◆ **Provided records**
------------------------------------

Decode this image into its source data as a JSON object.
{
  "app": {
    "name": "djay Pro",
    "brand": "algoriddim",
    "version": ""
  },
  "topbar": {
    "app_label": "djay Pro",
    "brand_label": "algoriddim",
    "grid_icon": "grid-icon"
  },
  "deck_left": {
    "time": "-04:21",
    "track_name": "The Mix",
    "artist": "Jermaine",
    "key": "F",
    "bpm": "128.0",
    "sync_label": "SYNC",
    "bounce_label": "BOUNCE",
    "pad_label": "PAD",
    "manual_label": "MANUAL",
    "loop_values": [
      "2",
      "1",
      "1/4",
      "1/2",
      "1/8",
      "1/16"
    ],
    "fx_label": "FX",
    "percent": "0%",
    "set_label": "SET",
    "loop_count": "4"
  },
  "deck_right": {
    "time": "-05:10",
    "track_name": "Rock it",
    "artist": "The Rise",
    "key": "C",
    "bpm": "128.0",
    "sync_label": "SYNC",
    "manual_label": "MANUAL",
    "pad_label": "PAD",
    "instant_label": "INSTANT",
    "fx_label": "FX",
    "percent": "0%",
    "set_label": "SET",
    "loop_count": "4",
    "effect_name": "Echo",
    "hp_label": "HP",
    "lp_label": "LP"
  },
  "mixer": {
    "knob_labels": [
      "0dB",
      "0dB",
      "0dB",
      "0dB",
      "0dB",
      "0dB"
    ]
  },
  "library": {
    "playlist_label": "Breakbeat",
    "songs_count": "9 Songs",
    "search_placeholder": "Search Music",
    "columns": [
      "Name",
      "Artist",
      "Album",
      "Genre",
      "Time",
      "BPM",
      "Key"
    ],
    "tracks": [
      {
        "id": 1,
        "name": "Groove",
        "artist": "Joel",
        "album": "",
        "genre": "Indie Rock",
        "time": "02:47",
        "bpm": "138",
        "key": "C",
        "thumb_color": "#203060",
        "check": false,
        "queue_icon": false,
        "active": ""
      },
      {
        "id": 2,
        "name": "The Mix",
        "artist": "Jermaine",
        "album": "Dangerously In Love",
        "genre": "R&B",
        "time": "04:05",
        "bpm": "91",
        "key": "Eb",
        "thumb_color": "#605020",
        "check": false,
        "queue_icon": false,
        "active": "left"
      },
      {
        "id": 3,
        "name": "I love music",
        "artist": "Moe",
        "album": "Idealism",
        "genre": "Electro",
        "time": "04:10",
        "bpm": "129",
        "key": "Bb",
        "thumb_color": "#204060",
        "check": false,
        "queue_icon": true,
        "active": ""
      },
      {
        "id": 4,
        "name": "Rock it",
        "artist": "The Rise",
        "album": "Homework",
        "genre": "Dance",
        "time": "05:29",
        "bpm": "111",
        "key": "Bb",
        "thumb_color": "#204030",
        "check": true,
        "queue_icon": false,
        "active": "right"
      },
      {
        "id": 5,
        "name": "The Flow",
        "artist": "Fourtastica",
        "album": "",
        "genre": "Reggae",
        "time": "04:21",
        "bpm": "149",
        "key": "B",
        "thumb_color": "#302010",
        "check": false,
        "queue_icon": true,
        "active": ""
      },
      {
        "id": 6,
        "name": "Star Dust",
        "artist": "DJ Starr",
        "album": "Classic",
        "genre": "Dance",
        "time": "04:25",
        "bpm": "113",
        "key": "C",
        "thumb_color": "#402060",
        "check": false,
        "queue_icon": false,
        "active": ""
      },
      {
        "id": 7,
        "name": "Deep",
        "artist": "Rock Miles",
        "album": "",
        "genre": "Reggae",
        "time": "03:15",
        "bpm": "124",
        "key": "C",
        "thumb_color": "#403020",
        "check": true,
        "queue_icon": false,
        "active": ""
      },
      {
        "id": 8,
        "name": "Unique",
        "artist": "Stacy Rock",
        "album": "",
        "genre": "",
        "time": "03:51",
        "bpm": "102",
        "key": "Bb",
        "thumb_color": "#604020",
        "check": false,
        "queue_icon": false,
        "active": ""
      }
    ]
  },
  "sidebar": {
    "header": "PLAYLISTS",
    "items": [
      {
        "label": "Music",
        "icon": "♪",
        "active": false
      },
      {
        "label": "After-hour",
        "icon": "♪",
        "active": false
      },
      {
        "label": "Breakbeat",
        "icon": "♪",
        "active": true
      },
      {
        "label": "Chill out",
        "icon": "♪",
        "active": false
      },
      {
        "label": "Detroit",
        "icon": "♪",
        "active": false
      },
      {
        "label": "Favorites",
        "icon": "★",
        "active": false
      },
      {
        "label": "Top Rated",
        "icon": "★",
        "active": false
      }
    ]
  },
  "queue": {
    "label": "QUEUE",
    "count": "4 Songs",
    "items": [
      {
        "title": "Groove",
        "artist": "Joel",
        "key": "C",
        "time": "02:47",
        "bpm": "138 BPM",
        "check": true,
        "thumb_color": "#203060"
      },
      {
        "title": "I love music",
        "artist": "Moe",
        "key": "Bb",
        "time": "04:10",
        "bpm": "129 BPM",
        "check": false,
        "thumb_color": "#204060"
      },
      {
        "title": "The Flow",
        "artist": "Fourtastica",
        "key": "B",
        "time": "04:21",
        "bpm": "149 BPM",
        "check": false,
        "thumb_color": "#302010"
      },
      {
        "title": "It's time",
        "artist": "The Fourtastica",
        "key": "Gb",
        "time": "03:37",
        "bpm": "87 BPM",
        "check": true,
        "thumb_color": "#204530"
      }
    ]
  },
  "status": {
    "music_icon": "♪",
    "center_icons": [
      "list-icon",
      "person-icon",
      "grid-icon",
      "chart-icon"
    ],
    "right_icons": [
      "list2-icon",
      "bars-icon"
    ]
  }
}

------------------------------------

◆ **What you will do**
Please repeat all the records above exactly as they appear.

◆ **Output for this task**
Decode this image into its source data as a JSON object.
{
  "app": {
    "name": "djay Pro",
    "brand": "algoriddim",
    "version": ""
  },
  "topbar": {
    "app_label": "djay Pro",
    "brand_label": "algoriddim",
    "grid_icon": "grid-icon"
  },
  "deck_left": {
    "time": "-04:21",
    "track_name": "The Mix",
    "artist": "Jermaine",
    "key": "F",
    "bpm": "128.0",
    "sync_label": "SYNC",
    "bounce_label": "BOUNCE",
    "pad_label": "PAD",
    "manual_label": "MANUAL",
    "loop_values": [
      "2",
      "1",
      "1/4",
      "1/2",
      "1/8",
      "1/16"
    ],
    "fx_label": "FX",
    "percent": "0%",
    "set_label": "SET",
    "loop_count": "4"
  },
  "deck_right": {
    "time": "-05:10",
    "track_name": "Rock it",
    "artist": "The Rise",
    "key": "C",
    "bpm": "128.0",
    "sync_label": "SYNC",
    "manual_label": "MANUAL",
    "pad_label": "PAD",
    "instant_label": "INSTANT",
    "fx_label": "FX",
    "percent": "0%",
    "set_label": "SET",
    "loop_count": "4",
    "effect_name": "Echo",
    "hp_label": "HP",
    "lp_label": "LP"
  },
  "mixer": {
    "knob_labels": [
      "0dB",
      "0dB",
      "0dB",
      "0dB",
      "0dB",
      "0dB"
    ]
  },
  "library": {
    "playlist_label": "Breakbeat",
    "songs_count": "9 Songs",
    "search_placeholder": "Search Music",
    "columns": [
      "Name",
      "Artist",
      "Album",
      "Genre",
      "Time",
      "BPM",
      "Key"
    ],
    "tracks": [
      {
        "id": 1,
        "name": "Groove",
        "artist": "Joel",
        "album": "",
        "genre": "Indie Rock",
        "time": "02:47",
        "bpm": "138",
        "key": "C",
        "thumb_color": "#203060",
        "check": false,
        "queue_icon": false,
        "active": ""
      },
      {
        "id": 2,
        "name": "The Mix",
        "artist": "Jermaine",
        "album": "Dangerously In Love",
        "genre": "R&B",
        "time": "04:05",
        "bpm": "91",
        "key": "Eb",
        "thumb_color": "#605020",
        "check": false,
        "queue_icon": false,
        "active": "left"
      },
      {
        "id": 3,
        "name": "I love music",
        "artist": "Moe",
        "album": "Idealism",
        "genre": "Electro",
        "time": "04:10",
        "bpm": "129",
        "key": "Bb",
        "thumb_color": "#204060",
        "check": false,
        "queue_icon": true,
        "active": ""
      },
      {
        "id": 4,
        "name": "Rock it",
        "artist": "The Rise",
        "album": "Homework",
        "genre": "Dance",
        "time": "05:29",
        "bpm": "111",
        "key": "Bb",
        "thumb_color": "#204030",
        "check": true,
        "queue_icon": false,
        "active": "right"
      },
      {
        "id": 5,
        "name": "The Flow",
        "artist": "Fourtastica",
        "album": "",
        "genre": "Reggae",
        "time": "04:21",
        "bpm": "149",
        "key": "B",
        "thumb_color": "#302010",
        "check": false,
        "queue_icon": true,
        "active": ""
      },
      {
        "id": 6,
        "name": "Star Dust",
        "artist": "DJ Starr",
        "album": "Classic",
        "genre": "Dance",
        "time": "04:25",
        "bpm": "113",
        "key": "C",
        "thumb_color": "#402060",
        "check": false,
        "queue_icon": false,
        "active": ""
      },
      {
        "id": 7,
        "name": "Deep",
        "artist": "Rock Miles",
        "album": "",
        "genre": "Reggae",
        "time": "03:15",
        "bpm": "124",
        "key": "C",
        "thumb_color": "#403020",
        "check": true,
        "queue_icon": false,
        "active": ""
      },
      {
        "id": 8,
        "name": "Unique",
        "artist": "Stacy Rock",
        "album": "",
        "genre": "",
        "time": "03:51",
        "bpm": "102",
        "key": "Bb",
        "thumb_color": "#604020",
        "check": false,
        "queue_icon": false,
        "active": ""
      }
    ]
  },
  "sidebar": {
    "header": "PLAYLISTS",
    "items": [
      {
        "label": "Music",
        "icon": "♪",
        "active": false
      },
      {
        "label": "After-hour",
        "icon": "♪",
        "active": false
      },
      {
        "label": "Breakbeat",
        "icon": "♪",
        "active": true
      },
      {
        "label": "Chill out",
        "icon": "♪",
        "active": false
      },
      {
        "label": "Detroit",
        "icon": "♪",
        "active": false
      },
      {
        "label": "Favorites",
        "icon": "★",
        "active": false
      },
      {
        "label": "Top Rated",
        "icon": "★",
        "active": false
      }
    ]
  },
  "queue": {
    "label": "QUEUE",
    "count": "4 Songs",
    "items": [
      {
        "title": "Groove",
        "artist": "Joel",
        "key": "C",
        "time": "02:47",
        "bpm": "138 BPM",
        "check": true,
        "thumb_color": "#203060"
      },
      {
        "title": "I love music",
        "artist": "Moe",
        "key": "Bb",
        "time": "04:10",
        "bpm": "129 BPM",
        "check": false,
        "thumb_color": "#204060"
      },
      {
        "title": "The Flow",
        "artist": "Fourtastica",
        "key": "B",
        "time": "04:21",
        "bpm": "149 BPM",
        "check": false,
        "thumb_color": "#302010"
      },
      {
        "title": "It's time",
        "artist": "The Fourtastica",
        "key": "Gb",
        "time": "03:37",
        "bpm": "87 BPM",
        "check": true,
        "thumb_color": "#204530"
      }
    ]
  },
  "status": {
    "music_icon": "♪",
    "center_icons": [
      "list-icon",
      "person-icon",
      "grid-icon",
      "chart-icon"
    ],
    "right_icons": [
      "list2-icon",
      "bars-icon"
    ]
  }
}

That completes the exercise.